Collect every line below that contains the word "Source".
━━ Stored rows
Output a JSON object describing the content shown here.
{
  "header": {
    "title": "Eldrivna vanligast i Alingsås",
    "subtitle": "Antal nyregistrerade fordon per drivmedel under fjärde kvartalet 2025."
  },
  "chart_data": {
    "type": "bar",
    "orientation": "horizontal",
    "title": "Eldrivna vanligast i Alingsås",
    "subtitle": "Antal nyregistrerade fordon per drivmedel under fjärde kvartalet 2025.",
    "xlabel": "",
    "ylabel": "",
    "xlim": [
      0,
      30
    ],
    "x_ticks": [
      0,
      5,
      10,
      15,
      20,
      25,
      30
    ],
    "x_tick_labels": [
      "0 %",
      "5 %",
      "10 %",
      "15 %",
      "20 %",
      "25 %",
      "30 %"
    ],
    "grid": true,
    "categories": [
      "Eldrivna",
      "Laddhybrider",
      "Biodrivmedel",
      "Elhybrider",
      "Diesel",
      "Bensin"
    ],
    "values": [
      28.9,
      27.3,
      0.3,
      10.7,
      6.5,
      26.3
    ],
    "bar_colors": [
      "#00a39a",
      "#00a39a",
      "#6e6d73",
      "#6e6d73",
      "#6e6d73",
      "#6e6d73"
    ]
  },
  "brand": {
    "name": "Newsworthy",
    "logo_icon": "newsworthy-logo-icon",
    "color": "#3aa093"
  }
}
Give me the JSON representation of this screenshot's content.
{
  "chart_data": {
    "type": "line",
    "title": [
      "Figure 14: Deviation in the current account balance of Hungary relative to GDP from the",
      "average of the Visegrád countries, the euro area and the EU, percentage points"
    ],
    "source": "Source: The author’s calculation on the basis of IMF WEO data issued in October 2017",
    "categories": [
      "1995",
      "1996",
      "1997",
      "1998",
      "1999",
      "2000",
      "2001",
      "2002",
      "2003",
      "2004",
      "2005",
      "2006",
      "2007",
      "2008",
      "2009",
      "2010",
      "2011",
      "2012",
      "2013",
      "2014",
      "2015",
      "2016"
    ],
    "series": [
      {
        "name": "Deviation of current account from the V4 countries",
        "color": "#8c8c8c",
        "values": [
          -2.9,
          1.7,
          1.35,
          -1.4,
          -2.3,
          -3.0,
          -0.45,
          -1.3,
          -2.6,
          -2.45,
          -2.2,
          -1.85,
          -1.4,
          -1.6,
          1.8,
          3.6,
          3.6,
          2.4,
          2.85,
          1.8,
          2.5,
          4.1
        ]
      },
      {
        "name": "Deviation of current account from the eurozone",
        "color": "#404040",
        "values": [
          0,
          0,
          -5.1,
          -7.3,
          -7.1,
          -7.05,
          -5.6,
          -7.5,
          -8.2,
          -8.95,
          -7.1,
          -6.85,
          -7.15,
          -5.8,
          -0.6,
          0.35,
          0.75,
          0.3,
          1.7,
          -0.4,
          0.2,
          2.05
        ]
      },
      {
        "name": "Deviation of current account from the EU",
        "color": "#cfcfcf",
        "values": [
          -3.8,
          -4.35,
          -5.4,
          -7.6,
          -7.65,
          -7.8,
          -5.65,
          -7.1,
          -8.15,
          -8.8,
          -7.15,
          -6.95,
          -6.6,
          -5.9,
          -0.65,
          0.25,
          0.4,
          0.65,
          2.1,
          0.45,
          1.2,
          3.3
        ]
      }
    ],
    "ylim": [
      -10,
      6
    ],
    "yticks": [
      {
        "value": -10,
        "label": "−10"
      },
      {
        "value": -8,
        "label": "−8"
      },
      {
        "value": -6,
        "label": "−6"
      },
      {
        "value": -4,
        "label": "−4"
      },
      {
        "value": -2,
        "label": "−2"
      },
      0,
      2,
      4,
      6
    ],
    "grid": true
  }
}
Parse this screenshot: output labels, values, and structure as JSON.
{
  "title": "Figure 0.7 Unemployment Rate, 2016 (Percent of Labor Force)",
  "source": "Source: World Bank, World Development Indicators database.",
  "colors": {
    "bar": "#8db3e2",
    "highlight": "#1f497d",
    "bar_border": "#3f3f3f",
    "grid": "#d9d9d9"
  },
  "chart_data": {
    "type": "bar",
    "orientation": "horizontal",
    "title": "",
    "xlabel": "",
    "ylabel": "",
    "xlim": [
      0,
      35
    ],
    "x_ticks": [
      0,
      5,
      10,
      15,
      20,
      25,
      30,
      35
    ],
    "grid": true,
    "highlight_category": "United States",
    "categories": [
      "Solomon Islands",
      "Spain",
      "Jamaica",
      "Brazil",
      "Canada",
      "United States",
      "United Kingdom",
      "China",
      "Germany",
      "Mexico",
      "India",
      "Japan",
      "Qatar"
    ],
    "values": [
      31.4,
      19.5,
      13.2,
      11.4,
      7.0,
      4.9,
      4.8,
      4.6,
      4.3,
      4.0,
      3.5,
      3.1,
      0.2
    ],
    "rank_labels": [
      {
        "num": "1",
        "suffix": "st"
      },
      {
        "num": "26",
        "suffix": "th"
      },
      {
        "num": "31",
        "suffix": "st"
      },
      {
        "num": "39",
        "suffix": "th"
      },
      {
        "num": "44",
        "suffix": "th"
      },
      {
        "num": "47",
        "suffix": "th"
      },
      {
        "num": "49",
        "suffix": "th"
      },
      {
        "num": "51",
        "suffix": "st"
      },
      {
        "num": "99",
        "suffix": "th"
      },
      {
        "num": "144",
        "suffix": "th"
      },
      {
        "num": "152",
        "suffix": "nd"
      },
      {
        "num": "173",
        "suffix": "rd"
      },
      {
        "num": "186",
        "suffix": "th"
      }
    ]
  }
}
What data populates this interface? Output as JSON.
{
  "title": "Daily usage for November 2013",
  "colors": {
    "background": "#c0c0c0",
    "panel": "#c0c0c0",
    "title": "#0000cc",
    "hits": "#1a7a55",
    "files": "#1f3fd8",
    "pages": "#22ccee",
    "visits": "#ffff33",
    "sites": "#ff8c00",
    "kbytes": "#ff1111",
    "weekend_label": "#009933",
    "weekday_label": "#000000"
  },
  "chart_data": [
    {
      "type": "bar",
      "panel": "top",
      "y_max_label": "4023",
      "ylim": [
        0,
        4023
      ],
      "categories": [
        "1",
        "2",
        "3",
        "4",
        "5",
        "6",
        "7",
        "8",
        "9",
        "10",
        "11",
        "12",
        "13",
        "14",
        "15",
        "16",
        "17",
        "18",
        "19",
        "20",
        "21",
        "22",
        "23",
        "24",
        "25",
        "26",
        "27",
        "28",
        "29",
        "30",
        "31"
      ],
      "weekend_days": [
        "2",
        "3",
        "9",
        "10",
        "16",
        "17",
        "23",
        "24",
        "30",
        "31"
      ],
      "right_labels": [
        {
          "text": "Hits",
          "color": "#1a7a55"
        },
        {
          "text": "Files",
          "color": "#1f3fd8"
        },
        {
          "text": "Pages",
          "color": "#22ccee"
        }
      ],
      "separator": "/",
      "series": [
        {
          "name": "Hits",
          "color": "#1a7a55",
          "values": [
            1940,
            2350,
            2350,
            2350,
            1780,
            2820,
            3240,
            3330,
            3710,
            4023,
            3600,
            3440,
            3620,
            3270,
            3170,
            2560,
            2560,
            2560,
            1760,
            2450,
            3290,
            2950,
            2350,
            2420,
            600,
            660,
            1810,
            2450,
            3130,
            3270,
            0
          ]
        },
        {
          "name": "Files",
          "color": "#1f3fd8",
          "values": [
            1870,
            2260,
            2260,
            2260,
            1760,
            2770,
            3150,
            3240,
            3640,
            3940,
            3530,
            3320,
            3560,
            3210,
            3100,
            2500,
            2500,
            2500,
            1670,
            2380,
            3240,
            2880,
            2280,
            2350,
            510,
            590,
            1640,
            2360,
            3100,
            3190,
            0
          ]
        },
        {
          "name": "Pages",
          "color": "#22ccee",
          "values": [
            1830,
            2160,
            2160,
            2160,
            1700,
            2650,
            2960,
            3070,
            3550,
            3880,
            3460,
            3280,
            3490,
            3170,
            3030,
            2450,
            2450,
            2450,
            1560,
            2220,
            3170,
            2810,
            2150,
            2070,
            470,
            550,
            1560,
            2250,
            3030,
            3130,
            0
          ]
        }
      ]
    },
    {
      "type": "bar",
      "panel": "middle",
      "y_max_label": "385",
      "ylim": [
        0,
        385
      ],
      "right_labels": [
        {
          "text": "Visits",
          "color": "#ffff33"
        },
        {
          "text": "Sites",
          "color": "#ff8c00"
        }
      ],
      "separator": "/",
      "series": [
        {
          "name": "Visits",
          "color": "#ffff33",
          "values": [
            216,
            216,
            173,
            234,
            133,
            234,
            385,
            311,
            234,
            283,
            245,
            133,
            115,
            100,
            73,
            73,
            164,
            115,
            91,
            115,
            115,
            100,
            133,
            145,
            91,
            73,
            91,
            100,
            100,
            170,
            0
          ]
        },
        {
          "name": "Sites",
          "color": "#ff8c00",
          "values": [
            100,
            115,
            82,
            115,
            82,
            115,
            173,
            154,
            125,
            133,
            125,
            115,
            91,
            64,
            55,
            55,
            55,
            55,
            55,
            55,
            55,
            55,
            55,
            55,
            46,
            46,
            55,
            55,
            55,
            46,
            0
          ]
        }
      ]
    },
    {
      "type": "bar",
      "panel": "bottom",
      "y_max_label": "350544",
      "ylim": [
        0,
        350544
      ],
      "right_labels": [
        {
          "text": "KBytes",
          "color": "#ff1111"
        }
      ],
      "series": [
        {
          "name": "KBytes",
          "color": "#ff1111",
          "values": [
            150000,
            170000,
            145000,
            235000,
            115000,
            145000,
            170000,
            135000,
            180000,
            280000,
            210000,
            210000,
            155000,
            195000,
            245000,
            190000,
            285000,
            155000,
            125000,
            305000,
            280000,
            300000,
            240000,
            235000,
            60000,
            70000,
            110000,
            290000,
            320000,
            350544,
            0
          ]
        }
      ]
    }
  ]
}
━━━━
Solution:
    "source": "Source: The author’s calculation on the basis of IMF WEO data issued in October 2017",
  "source": "Source: World Bank, World Development Indicators database.",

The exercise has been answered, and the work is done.